##### DATA FOR THE TASK

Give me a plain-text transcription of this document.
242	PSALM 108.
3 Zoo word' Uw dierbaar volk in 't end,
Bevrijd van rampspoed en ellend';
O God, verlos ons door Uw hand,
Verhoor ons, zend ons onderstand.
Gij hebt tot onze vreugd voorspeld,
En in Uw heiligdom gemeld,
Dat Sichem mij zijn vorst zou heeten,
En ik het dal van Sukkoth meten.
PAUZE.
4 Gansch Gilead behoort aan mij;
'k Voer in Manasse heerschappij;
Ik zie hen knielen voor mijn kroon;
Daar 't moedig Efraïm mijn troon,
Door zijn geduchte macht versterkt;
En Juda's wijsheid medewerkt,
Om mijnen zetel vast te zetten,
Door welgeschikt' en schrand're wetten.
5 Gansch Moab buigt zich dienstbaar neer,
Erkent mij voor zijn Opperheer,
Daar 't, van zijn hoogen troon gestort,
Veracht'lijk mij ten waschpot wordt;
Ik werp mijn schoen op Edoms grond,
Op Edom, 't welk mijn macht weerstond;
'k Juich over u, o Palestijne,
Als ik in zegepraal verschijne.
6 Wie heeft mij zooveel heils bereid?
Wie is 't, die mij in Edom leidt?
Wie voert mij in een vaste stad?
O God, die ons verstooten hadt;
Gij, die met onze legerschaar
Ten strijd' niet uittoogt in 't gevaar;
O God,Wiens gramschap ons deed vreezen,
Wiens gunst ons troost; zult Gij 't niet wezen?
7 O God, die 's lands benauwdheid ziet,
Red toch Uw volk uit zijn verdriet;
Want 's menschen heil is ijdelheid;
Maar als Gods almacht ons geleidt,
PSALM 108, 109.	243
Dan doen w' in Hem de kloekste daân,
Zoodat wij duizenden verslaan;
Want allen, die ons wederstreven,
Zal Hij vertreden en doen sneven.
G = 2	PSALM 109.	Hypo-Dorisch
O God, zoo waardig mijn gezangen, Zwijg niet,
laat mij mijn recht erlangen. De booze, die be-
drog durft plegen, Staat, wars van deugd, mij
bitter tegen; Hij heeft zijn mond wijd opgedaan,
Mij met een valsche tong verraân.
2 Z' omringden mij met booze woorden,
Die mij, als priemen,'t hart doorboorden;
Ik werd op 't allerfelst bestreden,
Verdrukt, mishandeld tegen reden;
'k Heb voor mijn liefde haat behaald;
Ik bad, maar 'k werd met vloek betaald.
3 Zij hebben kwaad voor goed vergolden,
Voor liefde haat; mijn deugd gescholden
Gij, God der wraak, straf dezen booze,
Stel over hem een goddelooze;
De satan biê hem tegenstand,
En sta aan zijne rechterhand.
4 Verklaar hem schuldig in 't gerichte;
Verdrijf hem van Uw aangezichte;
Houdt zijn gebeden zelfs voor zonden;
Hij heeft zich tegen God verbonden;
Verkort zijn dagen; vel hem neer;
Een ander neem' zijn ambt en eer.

##########

### WHAT YOU SHOULD DO:
Output the listing above exactly as it appears.

### TASK RESPONSE:
Give me a plain-text transcription of this document.
242	PSALM 108.
3 Zoo word' Uw dierbaar volk in 't end,
Bevrijd van rampspoed en ellend';
O God, verlos ons door Uw hand,
Verhoor ons, zend ons onderstand.
Gij hebt tot onze vreugd voorspeld,
En in Uw heiligdom gemeld,
Dat Sichem mij zijn vorst zou heeten,
En ik het dal van Sukkoth meten.
PAUZE.
4 Gansch Gilead behoort aan mij;
'k Voer in Manasse heerschappij;
Ik zie hen knielen voor mijn kroon;
Daar 't moedig Efraïm mijn troon,
Door zijn geduchte macht versterkt;
En Juda's wijsheid medewerkt,
Om mijnen zetel vast te zetten,
Door welgeschikt' en schrand're wetten.
5 Gansch Moab buigt zich dienstbaar neer,
Erkent mij voor zijn Opperheer,
Daar 't, van zijn hoogen troon gestort,
Veracht'lijk mij ten waschpot wordt;
Ik werp mijn schoen op Edoms grond,
Op Edom, 't welk mijn macht weerstond;
'k Juich over u, o Palestijne,
Als ik in zegepraal verschijne.
6 Wie heeft mij zooveel heils bereid?
Wie is 't, die mij in Edom leidt?
Wie voert mij in een vaste stad?
O God, die ons verstooten hadt;
Gij, die met onze legerschaar
Ten strijd' niet uittoogt in 't gevaar;
O God,Wiens gramschap ons deed vreezen,
Wiens gunst ons troost; zult Gij 't niet wezen?
7 O God, die 's lands benauwdheid ziet,
Red toch Uw volk uit zijn verdriet;
Want 's menschen heil is ijdelheid;
Maar als Gods almacht ons geleidt,
PSALM 108, 109.	243
Dan doen w' in Hem de kloekste daân,
Zoodat wij duizenden verslaan;
Want allen, die ons wederstreven,
Zal Hij vertreden en doen sneven.
G = 2	PSALM 109.	Hypo-Dorisch
O God, zoo waardig mijn gezangen, Zwijg niet,
laat mij mijn recht erlangen. De booze, die be-
drog durft plegen, Staat, wars van deugd, mij
bitter tegen; Hij heeft zijn mond wijd opgedaan,
Mij met een valsche tong verraân.
2 Z' omringden mij met booze woorden,
Die mij, als priemen,'t hart doorboorden;
Ik werd op 't allerfelst bestreden,
Verdrukt, mishandeld tegen reden;
'k Heb voor mijn liefde haat behaald;
Ik bad, maar 'k werd met vloek betaald.
3 Zij hebben kwaad voor goed vergolden,
Voor liefde haat; mijn deugd gescholden
Gij, God der wraak, straf dezen booze,
Stel over hem een goddelooze;
De satan biê hem tegenstand,
En sta aan zijne rechterhand.
4 Verklaar hem schuldig in 't gerichte;
Verdrijf hem van Uw aangezichte;
Houdt zijn gebeden zelfs voor zonden;
Hij heeft zich tegen God verbonden;
Verkort zijn dagen; vel hem neer;
Een ander neem' zijn ambt en eer.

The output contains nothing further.